Determine how many lines below hold the string "this". Reply with the number alone.
--------------------------------
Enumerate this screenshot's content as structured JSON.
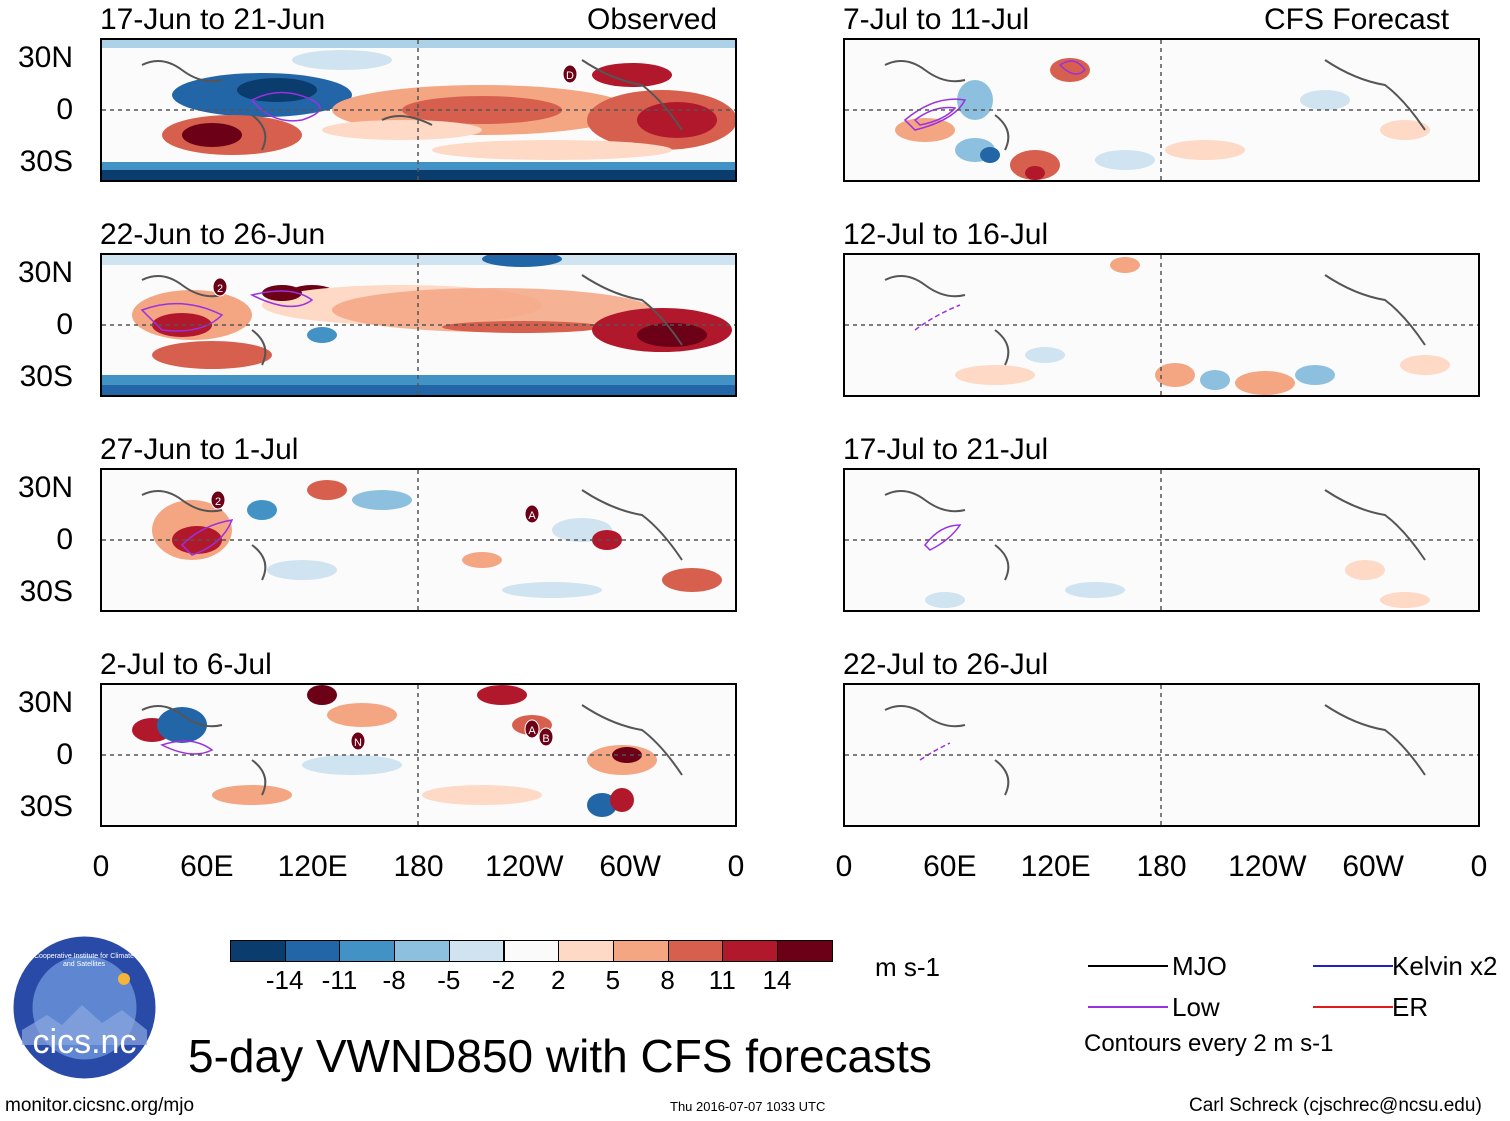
{
  "left_panels": [
    {
      "title": "17-Jun to 21-Jun",
      "tag": "Observed"
    },
    {
      "title": "22-Jun to 26-Jun",
      "tag": ""
    },
    {
      "title": "27-Jun to 1-Jul",
      "tag": ""
    },
    {
      "title": "2-Jul to 6-Jul",
      "tag": ""
    }
  ],
  "right_panels": [
    {
      "title": "7-Jul to 11-Jul",
      "tag": "CFS Forecast"
    },
    {
      "title": "12-Jul to 16-Jul",
      "tag": ""
    },
    {
      "title": "17-Jul to 21-Jul",
      "tag": ""
    },
    {
      "title": "22-Jul to 26-Jul",
      "tag": ""
    }
  ],
  "y_ticks": [
    "30N",
    "0",
    "30S"
  ],
  "x_ticks": [
    "0",
    "60E",
    "120E",
    "180",
    "120W",
    "60W",
    "0"
  ],
  "colorbar": {
    "colors": [
      "#0b3c6e",
      "#2266a8",
      "#4292c6",
      "#8cc0de",
      "#cfe3f0",
      "#fafafa",
      "#fdd9c6",
      "#f4a582",
      "#d6604d",
      "#b2182b",
      "#6b0016"
    ],
    "labels": [
      "-14",
      "-11",
      "-8",
      "-5",
      "-2",
      "2",
      "5",
      "8",
      "11",
      "14"
    ],
    "units": "m s-1"
  },
  "legend": {
    "items": [
      {
        "label": "MJO",
        "color": "#000000"
      },
      {
        "label": "Kelvin x2",
        "color": "#1f1fd0"
      },
      {
        "label": "Low",
        "color": "#9b30e0"
      },
      {
        "label": "ER",
        "color": "#e01b1b"
      }
    ],
    "note": "Contours every 2 m s-1"
  },
  "logo_text": "cics.nc",
  "logo_ring_text": "Cooperative Institute for Climate and Satellites",
  "main_title": "5-day VWND850 with CFS forecasts",
  "footer": {
    "left": "monitor.cicsnc.org/mjo",
    "center": "Thu 2016-07-07 1033 UTC",
    "right": "Carl Schreck (cjschrec@ncsu.edu)"
  },
  "storm_labels": [
    "D",
    "2",
    "2",
    "A",
    "N",
    "A",
    "B"
  ]
}
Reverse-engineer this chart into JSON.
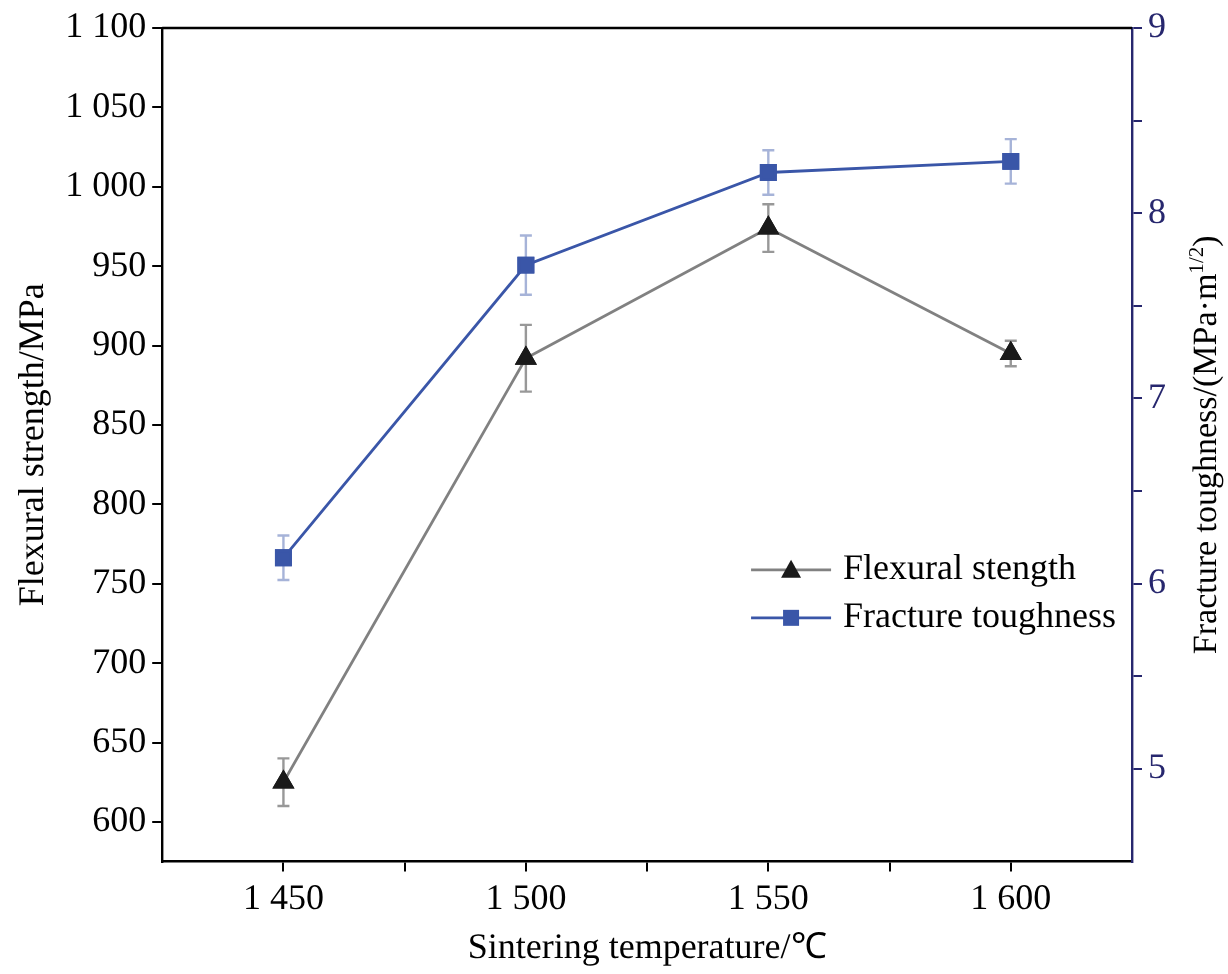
{
  "chart_data": {
    "type": "line",
    "xlabel": "Sintering temperature/℃",
    "ylabel": "Flexural strength/MPa",
    "y2label": "Fracture toughness/(MPa·m$^{1/2}$)",
    "x": [
      1450,
      1500,
      1550,
      1600
    ],
    "xlim": [
      1425,
      1625
    ],
    "xticks": [
      {
        "value": 1450,
        "label": "1 450"
      },
      {
        "value": 1475,
        "label": null
      },
      {
        "value": 1500,
        "label": "1 500"
      },
      {
        "value": 1525,
        "label": null
      },
      {
        "value": 1550,
        "label": "1 550"
      },
      {
        "value": 1575,
        "label": null
      },
      {
        "value": 1600,
        "label": "1 600"
      }
    ],
    "ylim": [
      575,
      1100
    ],
    "yticks": [
      600,
      650,
      700,
      750,
      800,
      850,
      900,
      950,
      {
        "value": 1000,
        "label": "1 000"
      },
      {
        "value": 1050,
        "label": "1 050"
      },
      {
        "value": 1100,
        "label": "1 100"
      }
    ],
    "y2lim": [
      4.5,
      9
    ],
    "y2ticks": [
      5,
      {
        "value": 5.5,
        "label": null
      },
      6,
      {
        "value": 6.5,
        "label": null
      },
      7,
      {
        "value": 7.5,
        "label": null
      },
      8,
      {
        "value": 8.5,
        "label": null
      },
      9
    ],
    "series": [
      {
        "name": "Flexural stength",
        "color": "#1a1a1a",
        "marker": "triangle",
        "values": [
          625,
          892,
          974,
          895
        ],
        "errors": [
          15,
          21,
          15,
          8
        ]
      },
      {
        "name": "Fracture toughness",
        "color": "#3a56a8",
        "marker": "square",
        "axis": "y2",
        "values": [
          6.14,
          7.72,
          8.22,
          8.28
        ],
        "errors": [
          0.12,
          0.16,
          0.12,
          0.12
        ]
      }
    ],
    "legend": "right",
    "line_style": "solid"
  }
}
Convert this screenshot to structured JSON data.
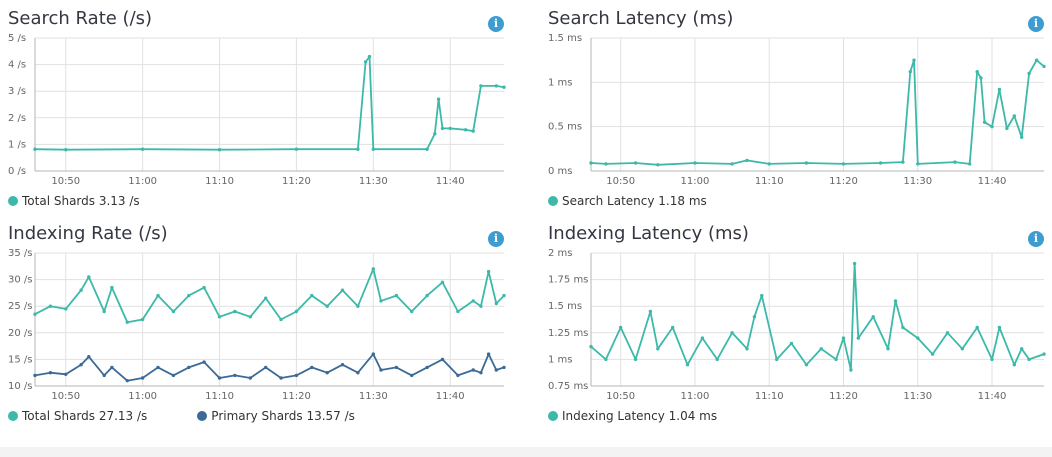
{
  "colors": {
    "teal": "#3cb9a9",
    "navy": "#3c6a96",
    "grid": "#e1e1e1",
    "axis": "#b5b5b5",
    "info": "#3d9dd0"
  },
  "chart_data": [
    {
      "type": "line",
      "title": "Search Rate (/s)",
      "info_icon": "info-circle-icon",
      "x_ticks": [
        "10:50",
        "11:00",
        "11:10",
        "11:20",
        "11:30",
        "11:40"
      ],
      "y_ticks": [
        "0 /s",
        "1 /s",
        "2 /s",
        "3 /s",
        "4 /s",
        "5 /s"
      ],
      "ylim": [
        0,
        5
      ],
      "xlim": [
        "10:46",
        "11:47"
      ],
      "grid": true,
      "legend_position": "bottom-left",
      "legend": [
        "Total Shards 3.13 /s"
      ],
      "series": [
        {
          "color": "#3cb9a9",
          "x": [
            "10:46",
            "10:50",
            "11:00",
            "11:10",
            "11:20",
            "11:28",
            "11:29",
            "11:29:30",
            "11:30",
            "11:37",
            "11:38",
            "11:38:30",
            "11:39",
            "11:40",
            "11:42",
            "11:43",
            "11:44",
            "11:46",
            "11:47"
          ],
          "y": [
            0.82,
            0.8,
            0.82,
            0.8,
            0.82,
            0.82,
            4.1,
            4.3,
            0.82,
            0.82,
            1.4,
            2.7,
            1.6,
            1.6,
            1.55,
            1.5,
            3.2,
            3.2,
            3.15
          ]
        }
      ]
    },
    {
      "type": "line",
      "title": "Search Latency (ms)",
      "info_icon": "info-circle-icon",
      "x_ticks": [
        "10:50",
        "11:00",
        "11:10",
        "11:20",
        "11:30",
        "11:40"
      ],
      "y_ticks": [
        "0 ms",
        "0.5 ms",
        "1 ms",
        "1.5 ms"
      ],
      "ylim": [
        0,
        1.5
      ],
      "xlim": [
        "10:46",
        "11:47"
      ],
      "grid": true,
      "legend_position": "bottom-left",
      "legend": [
        "Search Latency 1.18 ms"
      ],
      "series": [
        {
          "color": "#3cb9a9",
          "x": [
            "10:46",
            "10:48",
            "10:52",
            "10:55",
            "11:00",
            "11:05",
            "11:07",
            "11:10",
            "11:15",
            "11:20",
            "11:25",
            "11:28",
            "11:29",
            "11:29:30",
            "11:30",
            "11:35",
            "11:37",
            "11:38",
            "11:38:30",
            "11:39",
            "11:40",
            "11:41",
            "11:42",
            "11:43",
            "11:44",
            "11:45",
            "11:46",
            "11:47"
          ],
          "y": [
            0.09,
            0.08,
            0.09,
            0.07,
            0.09,
            0.08,
            0.12,
            0.08,
            0.09,
            0.08,
            0.09,
            0.1,
            1.12,
            1.25,
            0.08,
            0.1,
            0.08,
            1.12,
            1.05,
            0.55,
            0.5,
            0.92,
            0.48,
            0.62,
            0.38,
            1.1,
            1.25,
            1.18
          ]
        }
      ]
    },
    {
      "type": "line",
      "title": "Indexing Rate (/s)",
      "info_icon": "info-circle-icon",
      "x_ticks": [
        "10:50",
        "11:00",
        "11:10",
        "11:20",
        "11:30",
        "11:40"
      ],
      "y_ticks": [
        "10 /s",
        "15 /s",
        "20 /s",
        "25 /s",
        "30 /s",
        "35 /s"
      ],
      "ylim": [
        10,
        35
      ],
      "xlim": [
        "10:46",
        "11:47"
      ],
      "grid": true,
      "legend_position": "bottom-left",
      "legend": [
        "Total Shards 27.13 /s",
        "Primary Shards 13.57 /s"
      ],
      "series": [
        {
          "color": "#3cb9a9",
          "x": [
            "10:46",
            "10:48",
            "10:50",
            "10:52",
            "10:53",
            "10:55",
            "10:56",
            "10:58",
            "11:00",
            "11:02",
            "11:04",
            "11:06",
            "11:08",
            "11:10",
            "11:12",
            "11:14",
            "11:16",
            "11:18",
            "11:20",
            "11:22",
            "11:24",
            "11:26",
            "11:28",
            "11:30",
            "11:31",
            "11:33",
            "11:35",
            "11:37",
            "11:39",
            "11:41",
            "11:43",
            "11:44",
            "11:45",
            "11:46",
            "11:47"
          ],
          "y": [
            23.5,
            25,
            24.5,
            28,
            30.5,
            24,
            28.5,
            22,
            22.5,
            27,
            24,
            27,
            28.5,
            23,
            24,
            23,
            26.5,
            22.5,
            24,
            27,
            25,
            28,
            25,
            32,
            26,
            27,
            24,
            27,
            29.5,
            24,
            26,
            25,
            31.5,
            25.5,
            27
          ]
        },
        {
          "color": "#3c6a96",
          "x": [
            "10:46",
            "10:48",
            "10:50",
            "10:52",
            "10:53",
            "10:55",
            "10:56",
            "10:58",
            "11:00",
            "11:02",
            "11:04",
            "11:06",
            "11:08",
            "11:10",
            "11:12",
            "11:14",
            "11:16",
            "11:18",
            "11:20",
            "11:22",
            "11:24",
            "11:26",
            "11:28",
            "11:30",
            "11:31",
            "11:33",
            "11:35",
            "11:37",
            "11:39",
            "11:41",
            "11:43",
            "11:44",
            "11:45",
            "11:46",
            "11:47"
          ],
          "y": [
            12,
            12.5,
            12.2,
            14,
            15.5,
            12,
            13.5,
            11,
            11.5,
            13.5,
            12,
            13.5,
            14.5,
            11.5,
            12,
            11.5,
            13.5,
            11.5,
            12,
            13.5,
            12.5,
            14,
            12.5,
            16,
            13,
            13.5,
            12,
            13.5,
            15,
            12,
            13,
            12.5,
            16,
            13,
            13.5
          ]
        }
      ]
    },
    {
      "type": "line",
      "title": "Indexing Latency (ms)",
      "info_icon": "info-circle-icon",
      "x_ticks": [
        "10:50",
        "11:00",
        "11:10",
        "11:20",
        "11:30",
        "11:40"
      ],
      "y_ticks": [
        "0.75 ms",
        "1 ms",
        "1.25 ms",
        "1.5 ms",
        "1.75 ms",
        "2 ms"
      ],
      "ylim": [
        0.75,
        2
      ],
      "xlim": [
        "10:46",
        "11:47"
      ],
      "grid": true,
      "legend_position": "bottom-left",
      "legend": [
        "Indexing Latency 1.04 ms"
      ],
      "series": [
        {
          "color": "#3cb9a9",
          "x": [
            "10:46",
            "10:48",
            "10:50",
            "10:52",
            "10:54",
            "10:55",
            "10:57",
            "10:59",
            "11:01",
            "11:03",
            "11:05",
            "11:07",
            "11:08",
            "11:09",
            "11:11",
            "11:13",
            "11:15",
            "11:17",
            "11:19",
            "11:20",
            "11:21",
            "11:21:30",
            "11:22",
            "11:24",
            "11:26",
            "11:27",
            "11:28",
            "11:30",
            "11:32",
            "11:34",
            "11:36",
            "11:38",
            "11:40",
            "11:41",
            "11:43",
            "11:44",
            "11:45",
            "11:47"
          ],
          "y": [
            1.12,
            1.0,
            1.3,
            1.0,
            1.45,
            1.1,
            1.3,
            0.95,
            1.2,
            1.0,
            1.25,
            1.1,
            1.4,
            1.6,
            1.0,
            1.15,
            0.95,
            1.1,
            1.0,
            1.2,
            0.9,
            1.9,
            1.2,
            1.4,
            1.1,
            1.55,
            1.3,
            1.2,
            1.05,
            1.25,
            1.1,
            1.3,
            1.0,
            1.3,
            0.95,
            1.1,
            1.0,
            1.05
          ]
        }
      ]
    }
  ]
}
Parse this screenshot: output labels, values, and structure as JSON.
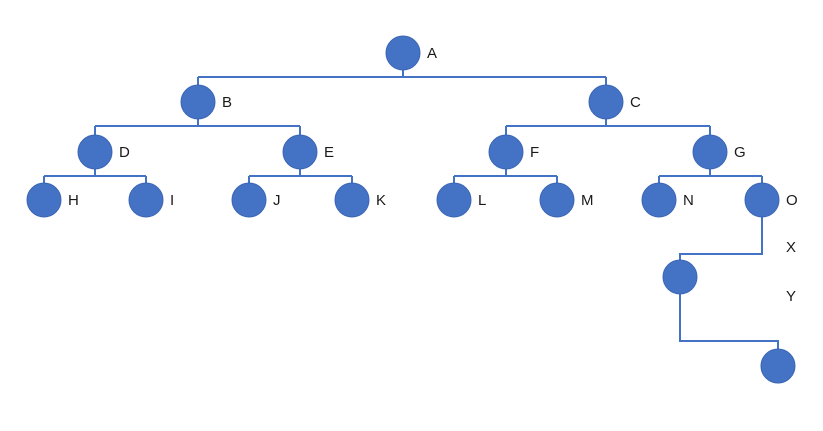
{
  "style": {
    "node_color": "#4472C4",
    "line_color": "#4472C4"
  },
  "nodes": [
    {
      "id": "A",
      "label": "A"
    },
    {
      "id": "B",
      "label": "B"
    },
    {
      "id": "C",
      "label": "C"
    },
    {
      "id": "D",
      "label": "D"
    },
    {
      "id": "E",
      "label": "E"
    },
    {
      "id": "F",
      "label": "F"
    },
    {
      "id": "G",
      "label": "G"
    },
    {
      "id": "H",
      "label": "H"
    },
    {
      "id": "I",
      "label": "I"
    },
    {
      "id": "J",
      "label": "J"
    },
    {
      "id": "K",
      "label": "K"
    },
    {
      "id": "L",
      "label": "L"
    },
    {
      "id": "M",
      "label": "M"
    },
    {
      "id": "N",
      "label": "N"
    },
    {
      "id": "O",
      "label": "O"
    },
    {
      "id": "X_node",
      "label": ""
    },
    {
      "id": "Y_node",
      "label": ""
    }
  ],
  "edges": [
    {
      "parent": "A",
      "children": [
        "B",
        "C"
      ]
    },
    {
      "parent": "B",
      "children": [
        "D",
        "E"
      ]
    },
    {
      "parent": "C",
      "children": [
        "F",
        "G"
      ]
    },
    {
      "parent": "D",
      "children": [
        "H",
        "I"
      ]
    },
    {
      "parent": "E",
      "children": [
        "J",
        "K"
      ]
    },
    {
      "parent": "F",
      "children": [
        "L",
        "M"
      ]
    },
    {
      "parent": "G",
      "children": [
        "N",
        "O"
      ]
    },
    {
      "parent": "O",
      "children": [
        "X_node"
      ]
    },
    {
      "parent": "X_node",
      "children": [
        "Y_node"
      ]
    }
  ],
  "free_labels": {
    "x": "X",
    "y": "Y"
  }
}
--------------------------------
### Result
4